##### Data entries #####
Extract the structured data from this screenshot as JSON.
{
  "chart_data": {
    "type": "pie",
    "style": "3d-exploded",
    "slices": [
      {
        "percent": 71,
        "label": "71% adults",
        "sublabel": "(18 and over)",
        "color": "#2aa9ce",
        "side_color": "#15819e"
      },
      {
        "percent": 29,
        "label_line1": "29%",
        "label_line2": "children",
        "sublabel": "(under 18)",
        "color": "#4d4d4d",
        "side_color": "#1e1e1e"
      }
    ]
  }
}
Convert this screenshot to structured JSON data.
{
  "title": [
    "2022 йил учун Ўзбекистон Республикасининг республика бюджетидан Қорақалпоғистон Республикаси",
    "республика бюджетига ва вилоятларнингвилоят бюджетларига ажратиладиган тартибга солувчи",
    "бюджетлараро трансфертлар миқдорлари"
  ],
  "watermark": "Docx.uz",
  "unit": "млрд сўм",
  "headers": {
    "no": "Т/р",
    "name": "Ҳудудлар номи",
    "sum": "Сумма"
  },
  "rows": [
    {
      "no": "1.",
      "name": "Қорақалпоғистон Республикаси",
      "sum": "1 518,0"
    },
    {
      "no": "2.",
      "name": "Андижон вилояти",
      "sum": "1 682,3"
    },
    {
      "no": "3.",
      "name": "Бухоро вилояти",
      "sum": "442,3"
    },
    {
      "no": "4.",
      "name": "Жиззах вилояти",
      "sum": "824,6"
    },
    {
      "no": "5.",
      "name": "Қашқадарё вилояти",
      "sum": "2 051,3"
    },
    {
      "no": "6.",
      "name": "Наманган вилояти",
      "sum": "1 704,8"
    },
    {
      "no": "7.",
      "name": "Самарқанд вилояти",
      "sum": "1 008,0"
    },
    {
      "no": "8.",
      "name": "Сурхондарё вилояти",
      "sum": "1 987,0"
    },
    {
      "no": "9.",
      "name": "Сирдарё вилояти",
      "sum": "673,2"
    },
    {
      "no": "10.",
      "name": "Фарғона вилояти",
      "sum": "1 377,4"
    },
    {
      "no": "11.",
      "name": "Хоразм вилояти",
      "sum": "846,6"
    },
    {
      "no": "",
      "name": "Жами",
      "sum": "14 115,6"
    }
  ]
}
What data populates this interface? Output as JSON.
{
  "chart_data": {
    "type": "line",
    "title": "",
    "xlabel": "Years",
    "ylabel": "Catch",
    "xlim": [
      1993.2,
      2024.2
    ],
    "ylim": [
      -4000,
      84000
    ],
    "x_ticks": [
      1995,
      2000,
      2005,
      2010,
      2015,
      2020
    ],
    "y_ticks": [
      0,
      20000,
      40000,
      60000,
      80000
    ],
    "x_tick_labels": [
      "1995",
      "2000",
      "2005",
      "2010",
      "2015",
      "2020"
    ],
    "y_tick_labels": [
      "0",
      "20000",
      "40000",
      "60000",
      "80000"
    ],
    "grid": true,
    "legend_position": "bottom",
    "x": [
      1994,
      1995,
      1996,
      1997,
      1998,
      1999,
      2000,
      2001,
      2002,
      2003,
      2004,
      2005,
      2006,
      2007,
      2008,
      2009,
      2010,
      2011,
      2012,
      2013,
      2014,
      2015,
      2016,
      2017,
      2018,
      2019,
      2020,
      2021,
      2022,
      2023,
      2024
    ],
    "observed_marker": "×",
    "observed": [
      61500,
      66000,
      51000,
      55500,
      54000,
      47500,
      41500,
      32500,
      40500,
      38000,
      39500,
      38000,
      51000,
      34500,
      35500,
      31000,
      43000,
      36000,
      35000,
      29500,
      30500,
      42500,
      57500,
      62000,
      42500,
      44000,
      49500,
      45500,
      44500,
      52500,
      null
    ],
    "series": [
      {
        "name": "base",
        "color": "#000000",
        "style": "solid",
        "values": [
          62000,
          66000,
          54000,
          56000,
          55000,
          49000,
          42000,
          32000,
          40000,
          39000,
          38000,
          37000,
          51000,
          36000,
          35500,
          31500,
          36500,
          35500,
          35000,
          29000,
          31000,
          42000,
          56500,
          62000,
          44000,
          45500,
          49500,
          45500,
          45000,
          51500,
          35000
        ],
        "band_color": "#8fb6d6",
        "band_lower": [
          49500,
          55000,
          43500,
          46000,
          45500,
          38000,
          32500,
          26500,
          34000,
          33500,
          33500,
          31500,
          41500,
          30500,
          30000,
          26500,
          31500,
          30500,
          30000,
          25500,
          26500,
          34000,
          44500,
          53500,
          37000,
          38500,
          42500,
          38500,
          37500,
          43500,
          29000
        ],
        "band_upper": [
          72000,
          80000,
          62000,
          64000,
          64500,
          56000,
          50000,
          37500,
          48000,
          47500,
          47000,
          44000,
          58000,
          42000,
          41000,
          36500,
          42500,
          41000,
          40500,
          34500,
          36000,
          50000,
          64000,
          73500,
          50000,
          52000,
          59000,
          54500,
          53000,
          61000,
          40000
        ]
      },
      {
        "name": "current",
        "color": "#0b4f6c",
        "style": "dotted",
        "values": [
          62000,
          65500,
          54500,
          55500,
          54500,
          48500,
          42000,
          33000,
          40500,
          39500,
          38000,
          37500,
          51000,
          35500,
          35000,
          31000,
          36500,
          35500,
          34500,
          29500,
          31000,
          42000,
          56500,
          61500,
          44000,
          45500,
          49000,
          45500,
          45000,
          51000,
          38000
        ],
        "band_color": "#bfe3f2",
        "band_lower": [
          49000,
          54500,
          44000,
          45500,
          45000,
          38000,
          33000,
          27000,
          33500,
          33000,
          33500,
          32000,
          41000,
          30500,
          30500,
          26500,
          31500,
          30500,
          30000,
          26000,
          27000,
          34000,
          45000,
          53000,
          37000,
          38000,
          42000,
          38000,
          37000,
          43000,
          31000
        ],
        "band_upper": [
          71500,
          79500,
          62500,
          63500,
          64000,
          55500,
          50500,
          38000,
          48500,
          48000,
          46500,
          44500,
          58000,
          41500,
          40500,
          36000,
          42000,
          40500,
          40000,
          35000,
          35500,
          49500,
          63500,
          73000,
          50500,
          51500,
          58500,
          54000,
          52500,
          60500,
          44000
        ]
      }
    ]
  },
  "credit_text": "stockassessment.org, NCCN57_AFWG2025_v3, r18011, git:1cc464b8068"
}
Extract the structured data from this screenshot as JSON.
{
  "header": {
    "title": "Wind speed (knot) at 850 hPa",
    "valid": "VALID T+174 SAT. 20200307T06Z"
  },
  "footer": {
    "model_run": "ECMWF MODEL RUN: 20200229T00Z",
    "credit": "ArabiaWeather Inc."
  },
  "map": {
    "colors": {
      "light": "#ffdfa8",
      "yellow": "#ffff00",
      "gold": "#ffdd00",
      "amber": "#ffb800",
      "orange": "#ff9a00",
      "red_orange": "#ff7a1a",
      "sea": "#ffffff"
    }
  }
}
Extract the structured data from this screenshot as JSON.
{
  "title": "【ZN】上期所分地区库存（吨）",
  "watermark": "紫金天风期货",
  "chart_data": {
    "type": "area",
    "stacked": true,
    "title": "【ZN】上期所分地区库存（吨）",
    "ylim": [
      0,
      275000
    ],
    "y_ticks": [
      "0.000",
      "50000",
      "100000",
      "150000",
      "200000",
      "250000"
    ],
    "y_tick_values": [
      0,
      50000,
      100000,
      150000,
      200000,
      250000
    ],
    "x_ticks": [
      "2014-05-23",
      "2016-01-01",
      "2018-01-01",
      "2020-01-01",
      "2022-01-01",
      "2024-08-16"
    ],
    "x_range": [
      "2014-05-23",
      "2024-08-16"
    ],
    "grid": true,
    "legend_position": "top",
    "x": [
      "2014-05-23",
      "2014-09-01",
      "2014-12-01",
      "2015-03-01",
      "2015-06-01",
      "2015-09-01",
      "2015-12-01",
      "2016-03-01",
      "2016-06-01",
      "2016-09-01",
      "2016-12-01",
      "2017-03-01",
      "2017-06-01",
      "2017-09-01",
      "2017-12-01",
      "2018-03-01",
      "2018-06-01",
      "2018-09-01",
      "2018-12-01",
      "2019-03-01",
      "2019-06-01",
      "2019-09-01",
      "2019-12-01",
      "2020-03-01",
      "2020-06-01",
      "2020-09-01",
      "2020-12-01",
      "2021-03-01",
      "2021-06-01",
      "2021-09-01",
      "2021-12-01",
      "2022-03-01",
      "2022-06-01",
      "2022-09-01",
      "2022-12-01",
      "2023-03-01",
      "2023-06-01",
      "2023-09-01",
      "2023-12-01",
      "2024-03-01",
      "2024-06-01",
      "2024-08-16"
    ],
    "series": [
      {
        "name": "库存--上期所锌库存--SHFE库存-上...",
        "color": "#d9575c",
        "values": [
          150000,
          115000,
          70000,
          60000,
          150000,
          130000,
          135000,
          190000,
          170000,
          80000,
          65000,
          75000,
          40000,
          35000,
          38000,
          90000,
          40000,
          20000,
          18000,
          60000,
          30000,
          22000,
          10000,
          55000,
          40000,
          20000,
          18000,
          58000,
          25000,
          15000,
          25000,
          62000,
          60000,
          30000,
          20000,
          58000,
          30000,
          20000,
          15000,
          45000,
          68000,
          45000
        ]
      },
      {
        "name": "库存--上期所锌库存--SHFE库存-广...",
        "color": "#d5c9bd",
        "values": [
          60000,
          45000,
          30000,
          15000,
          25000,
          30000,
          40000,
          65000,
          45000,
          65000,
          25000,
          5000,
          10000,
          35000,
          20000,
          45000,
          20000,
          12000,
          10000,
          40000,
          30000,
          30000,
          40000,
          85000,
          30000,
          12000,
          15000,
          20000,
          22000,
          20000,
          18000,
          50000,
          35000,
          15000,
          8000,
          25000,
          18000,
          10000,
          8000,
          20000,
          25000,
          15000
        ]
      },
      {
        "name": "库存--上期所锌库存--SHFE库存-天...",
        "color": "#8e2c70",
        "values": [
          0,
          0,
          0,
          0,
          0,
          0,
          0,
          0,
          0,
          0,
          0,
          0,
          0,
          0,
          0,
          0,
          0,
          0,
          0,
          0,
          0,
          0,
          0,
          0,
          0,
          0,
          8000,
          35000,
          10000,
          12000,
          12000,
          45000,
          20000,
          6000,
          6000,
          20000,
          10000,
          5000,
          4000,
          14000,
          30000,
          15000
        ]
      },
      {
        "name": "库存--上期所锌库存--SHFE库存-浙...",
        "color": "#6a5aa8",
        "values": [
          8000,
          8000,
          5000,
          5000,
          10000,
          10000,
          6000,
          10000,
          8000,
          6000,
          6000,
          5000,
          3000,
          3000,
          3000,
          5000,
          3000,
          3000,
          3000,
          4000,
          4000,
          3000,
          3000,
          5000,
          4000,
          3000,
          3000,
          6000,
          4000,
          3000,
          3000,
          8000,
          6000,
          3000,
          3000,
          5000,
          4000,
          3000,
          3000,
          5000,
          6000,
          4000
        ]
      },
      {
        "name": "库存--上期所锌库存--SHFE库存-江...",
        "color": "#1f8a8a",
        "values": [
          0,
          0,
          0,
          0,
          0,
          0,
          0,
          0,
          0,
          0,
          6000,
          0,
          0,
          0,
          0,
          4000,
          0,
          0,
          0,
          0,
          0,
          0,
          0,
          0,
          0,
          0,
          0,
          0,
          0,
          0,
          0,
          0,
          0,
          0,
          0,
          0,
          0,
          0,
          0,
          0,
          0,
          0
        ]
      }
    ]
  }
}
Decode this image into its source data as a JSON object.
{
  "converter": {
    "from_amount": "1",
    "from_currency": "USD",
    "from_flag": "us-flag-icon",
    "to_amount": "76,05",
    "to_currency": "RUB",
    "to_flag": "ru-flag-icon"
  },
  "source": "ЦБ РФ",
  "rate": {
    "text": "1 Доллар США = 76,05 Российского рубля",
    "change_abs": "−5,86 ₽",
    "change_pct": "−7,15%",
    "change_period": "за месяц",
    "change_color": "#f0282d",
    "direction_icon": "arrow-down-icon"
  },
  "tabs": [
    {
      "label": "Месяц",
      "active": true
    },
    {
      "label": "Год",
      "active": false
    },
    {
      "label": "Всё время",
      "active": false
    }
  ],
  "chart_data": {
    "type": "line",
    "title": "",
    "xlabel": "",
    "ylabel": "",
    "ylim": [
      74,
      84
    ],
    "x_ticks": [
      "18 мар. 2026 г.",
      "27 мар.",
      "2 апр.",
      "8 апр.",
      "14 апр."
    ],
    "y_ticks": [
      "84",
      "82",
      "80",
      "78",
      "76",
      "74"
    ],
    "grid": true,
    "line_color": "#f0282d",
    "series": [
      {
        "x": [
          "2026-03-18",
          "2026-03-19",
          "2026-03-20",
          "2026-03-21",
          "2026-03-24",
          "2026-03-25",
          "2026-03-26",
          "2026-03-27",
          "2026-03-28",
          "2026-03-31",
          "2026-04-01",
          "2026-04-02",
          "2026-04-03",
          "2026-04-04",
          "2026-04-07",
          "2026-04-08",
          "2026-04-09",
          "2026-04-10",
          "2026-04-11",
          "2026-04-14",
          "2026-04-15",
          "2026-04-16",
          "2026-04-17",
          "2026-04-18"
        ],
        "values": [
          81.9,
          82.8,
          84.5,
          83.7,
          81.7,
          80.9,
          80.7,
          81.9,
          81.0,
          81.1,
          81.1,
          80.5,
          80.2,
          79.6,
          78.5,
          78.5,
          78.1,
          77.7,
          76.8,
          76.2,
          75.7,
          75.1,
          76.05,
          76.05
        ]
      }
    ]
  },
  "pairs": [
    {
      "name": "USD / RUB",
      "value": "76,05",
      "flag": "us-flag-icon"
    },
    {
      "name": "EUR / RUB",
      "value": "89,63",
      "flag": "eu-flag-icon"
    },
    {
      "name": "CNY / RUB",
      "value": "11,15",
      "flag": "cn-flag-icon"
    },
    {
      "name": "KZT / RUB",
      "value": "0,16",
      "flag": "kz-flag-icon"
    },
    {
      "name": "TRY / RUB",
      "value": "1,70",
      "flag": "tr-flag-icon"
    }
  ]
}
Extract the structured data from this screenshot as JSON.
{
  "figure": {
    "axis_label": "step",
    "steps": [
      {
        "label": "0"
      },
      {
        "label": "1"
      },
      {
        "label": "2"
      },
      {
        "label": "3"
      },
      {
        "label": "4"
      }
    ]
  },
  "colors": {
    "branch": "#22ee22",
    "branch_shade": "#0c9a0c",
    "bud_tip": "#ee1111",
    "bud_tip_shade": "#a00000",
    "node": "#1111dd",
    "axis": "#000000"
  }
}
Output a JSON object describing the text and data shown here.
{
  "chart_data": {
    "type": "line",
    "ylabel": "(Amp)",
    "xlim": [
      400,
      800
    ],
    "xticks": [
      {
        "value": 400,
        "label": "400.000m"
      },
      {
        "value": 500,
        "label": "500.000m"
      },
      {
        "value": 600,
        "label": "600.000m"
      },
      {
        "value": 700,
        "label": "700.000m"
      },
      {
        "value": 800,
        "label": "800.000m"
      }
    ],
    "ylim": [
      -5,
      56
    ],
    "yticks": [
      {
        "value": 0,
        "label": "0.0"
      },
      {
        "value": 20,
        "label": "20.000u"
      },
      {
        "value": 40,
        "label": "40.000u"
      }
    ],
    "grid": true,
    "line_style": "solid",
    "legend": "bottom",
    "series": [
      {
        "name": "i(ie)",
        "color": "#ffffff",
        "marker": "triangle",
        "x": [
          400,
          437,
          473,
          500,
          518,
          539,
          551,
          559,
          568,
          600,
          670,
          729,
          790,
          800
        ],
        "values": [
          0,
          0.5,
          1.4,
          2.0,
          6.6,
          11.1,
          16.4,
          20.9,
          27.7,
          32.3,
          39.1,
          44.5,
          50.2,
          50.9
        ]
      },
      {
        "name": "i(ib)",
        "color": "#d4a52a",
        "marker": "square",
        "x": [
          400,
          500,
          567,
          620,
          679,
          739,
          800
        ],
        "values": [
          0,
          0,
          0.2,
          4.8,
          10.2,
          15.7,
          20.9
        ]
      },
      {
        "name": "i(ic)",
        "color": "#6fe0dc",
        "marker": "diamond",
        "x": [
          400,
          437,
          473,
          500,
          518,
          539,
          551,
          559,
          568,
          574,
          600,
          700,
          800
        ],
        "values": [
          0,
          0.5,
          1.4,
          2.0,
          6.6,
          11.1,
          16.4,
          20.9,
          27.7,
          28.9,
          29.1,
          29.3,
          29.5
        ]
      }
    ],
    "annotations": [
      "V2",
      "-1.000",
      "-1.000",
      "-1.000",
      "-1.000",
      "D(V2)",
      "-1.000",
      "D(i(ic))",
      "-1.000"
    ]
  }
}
#####
**Work instructions:** Reproduce every line from the entries that holds the word "Республикаси".

**Result:**
    "2022 йил учун Ўзбекистон Республикасининг республика бюджетидан Қорақалпоғистон Республикаси",
      "name": "Қорақалпоғистон Республикаси",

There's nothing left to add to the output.